- [Instructions for the task]: Reproduce the records with every "output" changed to "return" and all other text kept as it is. Omit the pictures.

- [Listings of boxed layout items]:
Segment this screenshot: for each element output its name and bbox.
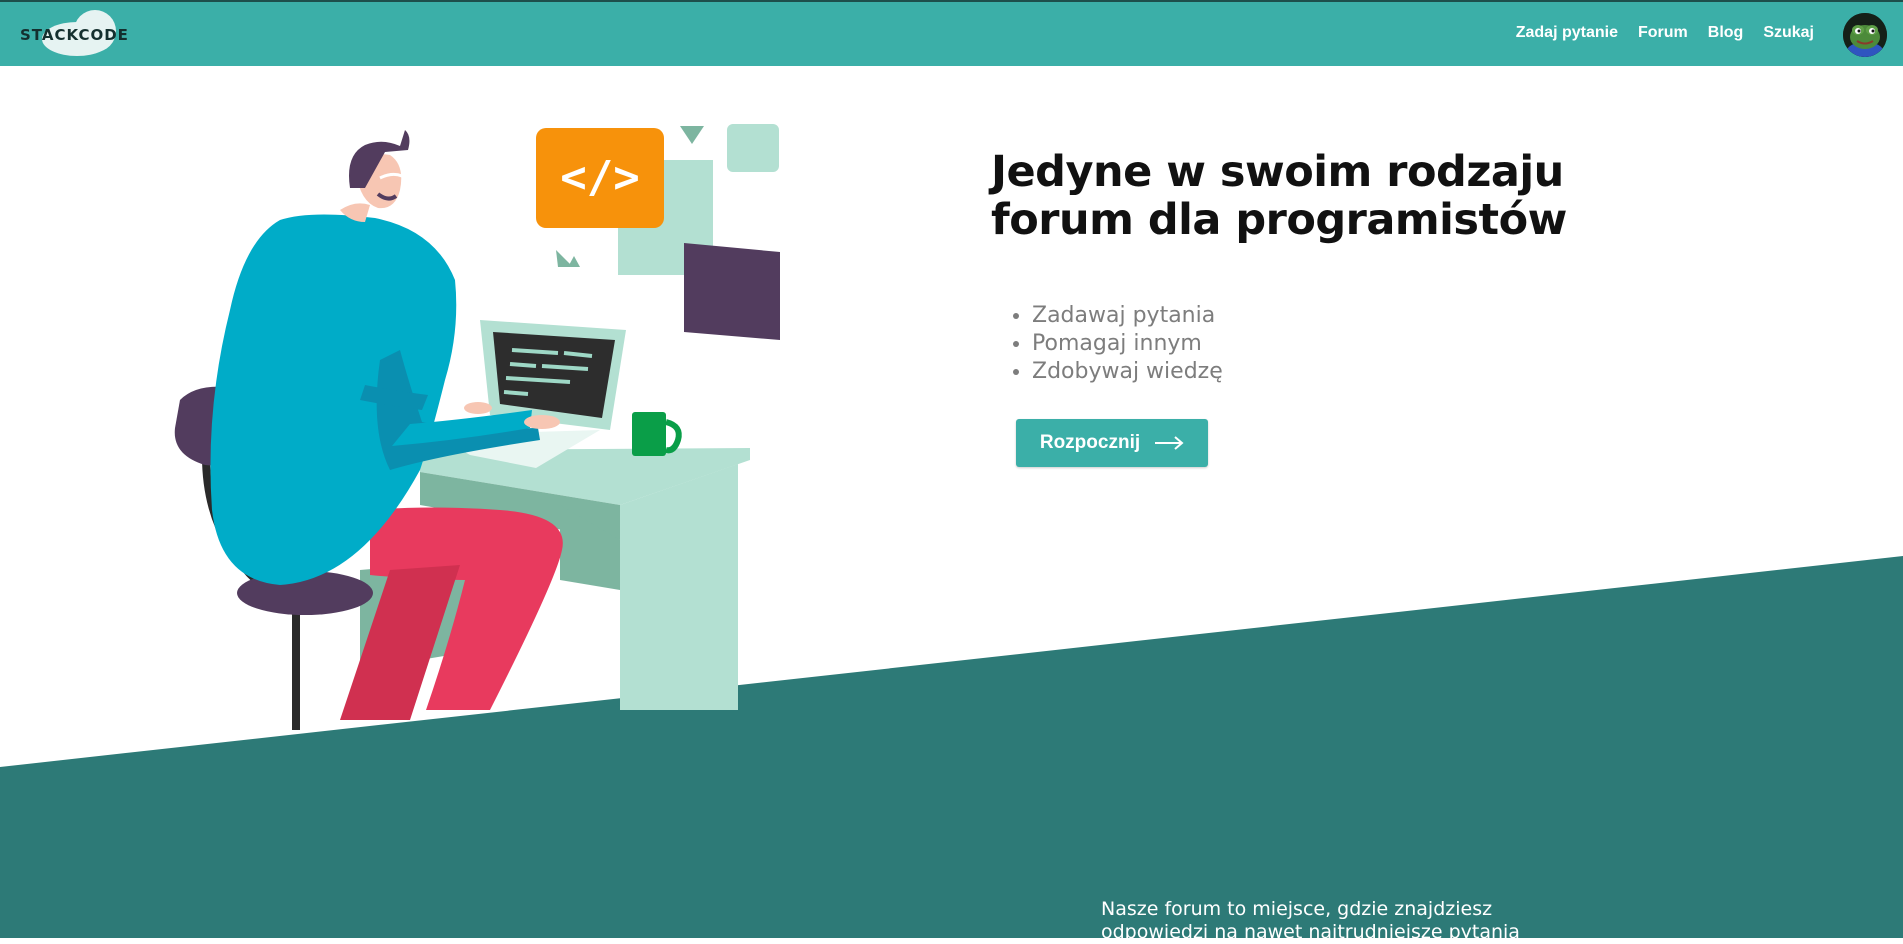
- feature-list: Zadawaj pytania Pomagaj innym Zdobywaj w…: [1010, 302, 1223, 386]
- hand-shape: [524, 415, 560, 429]
- nav-blog[interactable]: Blog: [1708, 24, 1744, 42]
- nav-search[interactable]: Szukaj: [1763, 24, 1814, 42]
- top-navbar: STACKCODE Zadaj pytanie Forum Blog Szuka…: [0, 0, 1903, 66]
- user-avatar[interactable]: [1843, 13, 1887, 57]
- hero-title-line-2: forum dla programistów: [991, 195, 1567, 245]
- logo-text: STACKCODE: [20, 26, 129, 44]
- mint-square-shape: [727, 124, 779, 172]
- mug-icon: [632, 412, 666, 456]
- hero-title: Jedyne w swoim rodzaju forum dla program…: [991, 148, 1691, 244]
- code-badge-text: </>: [560, 152, 639, 203]
- logo[interactable]: STACKCODE: [18, 8, 148, 64]
- about-text: Nasze forum to miejsce, gdzie znajdziesz…: [1101, 898, 1520, 943]
- feature-item: Zadawaj pytania: [1032, 302, 1223, 330]
- frog-avatar-icon: [1843, 13, 1887, 57]
- programmer-illustration: </>: [174, 124, 780, 730]
- chair-post: [292, 600, 300, 730]
- desk-leg: [620, 464, 738, 710]
- hero-title-line-1: Jedyne w swoim rodzaju: [991, 147, 1564, 197]
- arrow-right-icon: [1155, 436, 1184, 450]
- purple-panel-shape: [684, 243, 780, 340]
- nav-forum[interactable]: Forum: [1638, 24, 1688, 42]
- main-nav: Zadaj pytanie Forum Blog Szukaj: [1516, 24, 1814, 42]
- triangle-down-shape: [680, 126, 704, 144]
- get-started-button[interactable]: Rozpocznij: [1016, 419, 1208, 467]
- nav-ask-question[interactable]: Zadaj pytanie: [1516, 24, 1618, 42]
- get-started-label: Rozpocznij: [1039, 432, 1141, 453]
- feature-item: Zdobywaj wiedzę: [1032, 358, 1223, 386]
- laptop-screen: [493, 332, 615, 418]
- feature-item: Pomagaj innym: [1032, 330, 1223, 358]
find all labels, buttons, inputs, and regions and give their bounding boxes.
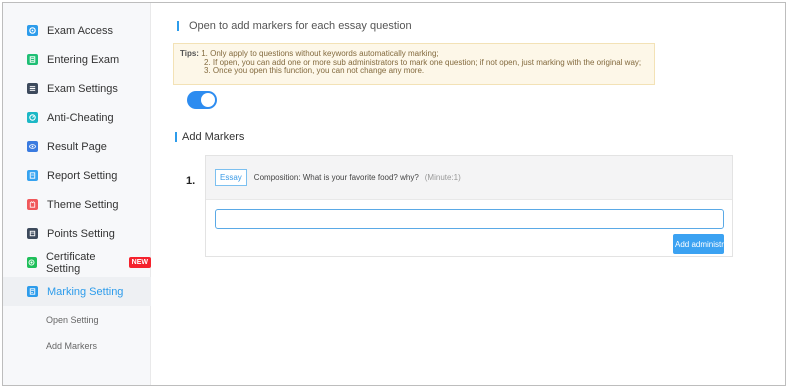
question-card-header: Essay Composition: What is your favorite… — [206, 156, 732, 200]
sidebar-item-label: Certificate Setting — [45, 250, 96, 275]
tips-label: Tips: — [180, 49, 199, 58]
add-markers-title: Add Markers — [182, 131, 245, 143]
sidebar: Exam Access Entering Exam Exam Settings … — [3, 3, 151, 385]
section-marker — [177, 21, 179, 31]
sidebar-item-exam-settings[interactable]: Exam Settings — [3, 74, 151, 103]
tips-line-3: 3. Once you open this function, you can … — [204, 66, 425, 75]
question-number: 1. — [186, 175, 196, 187]
anti-cheating-icon — [27, 112, 38, 123]
sidebar-item-certificate-setting[interactable]: Certificate Setting NEW — [3, 248, 151, 277]
sidebar-item-label: Exam Access — [47, 24, 114, 37]
sidebar-item-label: Theme Setting — [47, 198, 119, 211]
entering-exam-icon — [27, 54, 38, 65]
toggle-knob — [201, 93, 215, 107]
sidebar-item-points-setting[interactable]: Points Setting — [3, 219, 151, 248]
report-setting-icon — [27, 170, 38, 181]
sidebar-item-theme-setting[interactable]: Theme Setting — [3, 190, 151, 219]
section-marker — [175, 132, 177, 142]
sidebar-item-report-setting[interactable]: Report Setting — [3, 161, 151, 190]
sidebar-item-result-page[interactable]: Result Page — [3, 132, 151, 161]
sidebar-item-entering-exam[interactable]: Entering Exam — [3, 45, 151, 74]
sidebar-subitem-open-setting[interactable]: Open Setting — [3, 309, 151, 331]
exam-settings-icon — [27, 83, 38, 94]
sidebar-item-label: Result Page — [47, 140, 107, 153]
add-markers-header: Add Markers — [175, 131, 244, 143]
sidebar-subitem-label: Add Markers — [46, 341, 98, 351]
question-card: Essay Composition: What is your favorite… — [205, 155, 733, 257]
administrator-input[interactable] — [215, 209, 724, 229]
main-content: Open to add markers for each essay quest… — [151, 3, 785, 385]
points-setting-icon — [27, 228, 38, 239]
sidebar-item-label: Exam Settings — [47, 82, 118, 95]
theme-setting-icon — [27, 199, 38, 210]
sidebar-item-label: Anti-Cheating — [47, 111, 114, 124]
question-type-tag: Essay — [215, 169, 247, 186]
open-setting-header: Open to add markers for each essay quest… — [177, 20, 412, 32]
add-administrator-button[interactable]: Add administr — [673, 234, 724, 254]
question-minute: (Minute:1) — [424, 173, 461, 182]
sidebar-item-label: Points Setting — [47, 227, 115, 240]
tips-box: Tips: 1. Only apply to questions without… — [173, 43, 655, 85]
app-window: Exam Access Entering Exam Exam Settings … — [2, 2, 786, 386]
sidebar-item-exam-access[interactable]: Exam Access — [3, 16, 151, 45]
sidebar-item-label: Report Setting — [47, 169, 118, 182]
result-page-icon — [27, 141, 38, 152]
sidebar-item-label: Entering Exam — [47, 53, 120, 66]
sidebar-subitem-add-markers[interactable]: Add Markers — [3, 335, 151, 357]
marking-toggle-switch[interactable] — [187, 91, 217, 109]
sidebar-item-marking-setting[interactable]: Marking Setting — [3, 277, 151, 306]
marking-setting-icon — [27, 286, 38, 297]
question-text: Composition: What is your favorite food?… — [253, 173, 419, 182]
sidebar-item-anti-cheating[interactable]: Anti-Cheating — [3, 103, 151, 132]
new-badge: NEW — [128, 257, 151, 268]
certificate-setting-icon — [27, 257, 37, 268]
sidebar-subitem-label: Open Setting — [46, 315, 99, 325]
exam-access-icon — [27, 25, 38, 36]
sidebar-item-label: Marking Setting — [47, 285, 124, 298]
open-setting-title: Open to add markers for each essay quest… — [189, 20, 412, 32]
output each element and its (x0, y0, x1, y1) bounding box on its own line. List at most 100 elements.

- [Result of this task]:
Segment this screenshot: for each element return its name and bbox.
- feature-list: Zadawaj pytania Pomagaj innym Zdobywaj w…: [1010, 302, 1223, 386]
- hand-shape: [524, 415, 560, 429]
- nav-blog[interactable]: Blog: [1708, 24, 1744, 42]
- nav-search[interactable]: Szukaj: [1763, 24, 1814, 42]
- top-navbar: STACKCODE Zadaj pytanie Forum Blog Szuka…: [0, 0, 1903, 66]
- user-avatar[interactable]: [1843, 13, 1887, 57]
- hero-title-line-2: forum dla programistów: [991, 195, 1567, 245]
- logo-text: STACKCODE: [20, 26, 129, 44]
- mint-square-shape: [727, 124, 779, 172]
- mug-icon: [632, 412, 666, 456]
- hero-title: Jedyne w swoim rodzaju forum dla program…: [991, 148, 1691, 244]
- code-badge-text: </>: [560, 152, 639, 203]
- logo[interactable]: STACKCODE: [18, 8, 148, 64]
- about-text: Nasze forum to miejsce, gdzie znajdziesz…: [1101, 898, 1520, 943]
- feature-item: Zadawaj pytania: [1032, 302, 1223, 330]
- frog-avatar-icon: [1843, 13, 1887, 57]
- programmer-illustration: </>: [174, 124, 780, 730]
- chair-post: [292, 600, 300, 730]
- desk-leg: [620, 464, 738, 710]
- hero-title-line-1: Jedyne w swoim rodzaju: [991, 147, 1564, 197]
- arrow-right-icon: [1155, 436, 1184, 450]
- purple-panel-shape: [684, 243, 780, 340]
- nav-forum[interactable]: Forum: [1638, 24, 1688, 42]
- main-nav: Zadaj pytanie Forum Blog Szukaj: [1516, 24, 1814, 42]
- triangle-down-shape: [680, 126, 704, 144]
- get-started-button[interactable]: Rozpocznij: [1016, 419, 1208, 467]
- nav-ask-question[interactable]: Zadaj pytanie: [1516, 24, 1618, 42]
- get-started-label: Rozpocznij: [1039, 432, 1141, 453]
- feature-item: Zdobywaj wiedzę: [1032, 358, 1223, 386]
- laptop-screen: [493, 332, 615, 418]
- feature-item: Pomagaj innym: [1032, 330, 1223, 358]
find all labels, buttons, inputs, and regions and give their bounding boxes.
question-card-header: Essay Composition: What is your favorite… — [206, 156, 732, 200]
sidebar-item-label: Certificate Setting — [45, 250, 96, 275]
tips-label: Tips: — [180, 49, 199, 58]
add-markers-title: Add Markers — [182, 131, 245, 143]
sidebar: Exam Access Entering Exam Exam Settings … — [3, 3, 151, 385]
section-marker — [177, 21, 179, 31]
sidebar-item-exam-settings[interactable]: Exam Settings — [3, 74, 151, 103]
tips-line-3: 3. Once you open this function, you can … — [204, 66, 425, 75]
question-number: 1. — [186, 175, 196, 187]
anti-cheating-icon — [27, 112, 38, 123]
sidebar-item-certificate-setting[interactable]: Certificate Setting NEW — [3, 248, 151, 277]
sidebar-item-label: Exam Access — [47, 24, 114, 37]
sidebar-item-label: Theme Setting — [47, 198, 119, 211]
entering-exam-icon — [27, 54, 38, 65]
toggle-knob — [201, 93, 215, 107]
sidebar-item-points-setting[interactable]: Points Setting — [3, 219, 151, 248]
report-setting-icon — [27, 170, 38, 181]
sidebar-item-theme-setting[interactable]: Theme Setting — [3, 190, 151, 219]
section-marker — [175, 132, 177, 142]
sidebar-item-report-setting[interactable]: Report Setting — [3, 161, 151, 190]
sidebar-item-result-page[interactable]: Result Page — [3, 132, 151, 161]
sidebar-item-entering-exam[interactable]: Entering Exam — [3, 45, 151, 74]
sidebar-subitem-open-setting[interactable]: Open Setting — [3, 309, 151, 331]
exam-settings-icon — [27, 83, 38, 94]
sidebar-item-label: Result Page — [47, 140, 107, 153]
add-markers-header: Add Markers — [175, 131, 244, 143]
sidebar-subitem-label: Add Markers — [46, 341, 98, 351]
question-card: Essay Composition: What is your favorite… — [205, 155, 733, 257]
administrator-input[interactable] — [215, 209, 724, 229]
main-content: Open to add markers for each essay quest… — [151, 3, 785, 385]
points-setting-icon — [27, 228, 38, 239]
sidebar-item-label: Exam Settings — [47, 82, 118, 95]
theme-setting-icon — [27, 199, 38, 210]
sidebar-item-label: Anti-Cheating — [47, 111, 114, 124]
question-type-tag: Essay — [215, 169, 247, 186]
open-setting-header: Open to add markers for each essay quest… — [177, 20, 412, 32]
add-administrator-button[interactable]: Add administr — [673, 234, 724, 254]
question-minute: (Minute:1) — [424, 173, 461, 182]
sidebar-item-label: Points Setting — [47, 227, 115, 240]
tips-box: Tips: 1. Only apply to questions without… — [173, 43, 655, 85]
app-window: Exam Access Entering Exam Exam Settings … — [2, 2, 786, 386]
sidebar-item-exam-access[interactable]: Exam Access — [3, 16, 151, 45]
sidebar-item-label: Report Setting — [47, 169, 118, 182]
result-page-icon — [27, 141, 38, 152]
sidebar-item-label: Entering Exam — [47, 53, 120, 66]
sidebar-subitem-add-markers[interactable]: Add Markers — [3, 335, 151, 357]
marking-toggle-switch[interactable] — [187, 91, 217, 109]
sidebar-item-marking-setting[interactable]: Marking Setting — [3, 277, 151, 306]
marking-setting-icon — [27, 286, 38, 297]
question-text: Composition: What is your favorite food?… — [253, 173, 419, 182]
sidebar-item-anti-cheating[interactable]: Anti-Cheating — [3, 103, 151, 132]
new-badge: NEW — [128, 257, 151, 268]
certificate-setting-icon — [27, 257, 37, 268]
sidebar-subitem-label: Open Setting — [46, 315, 99, 325]
exam-access-icon — [27, 25, 38, 36]
sidebar-item-label: Marking Setting — [47, 285, 124, 298]
open-setting-title: Open to add markers for each essay quest… — [189, 20, 412, 32]
return each element and its (x0, y0, x1, y1) bounding box on its own line. List at most 100 elements.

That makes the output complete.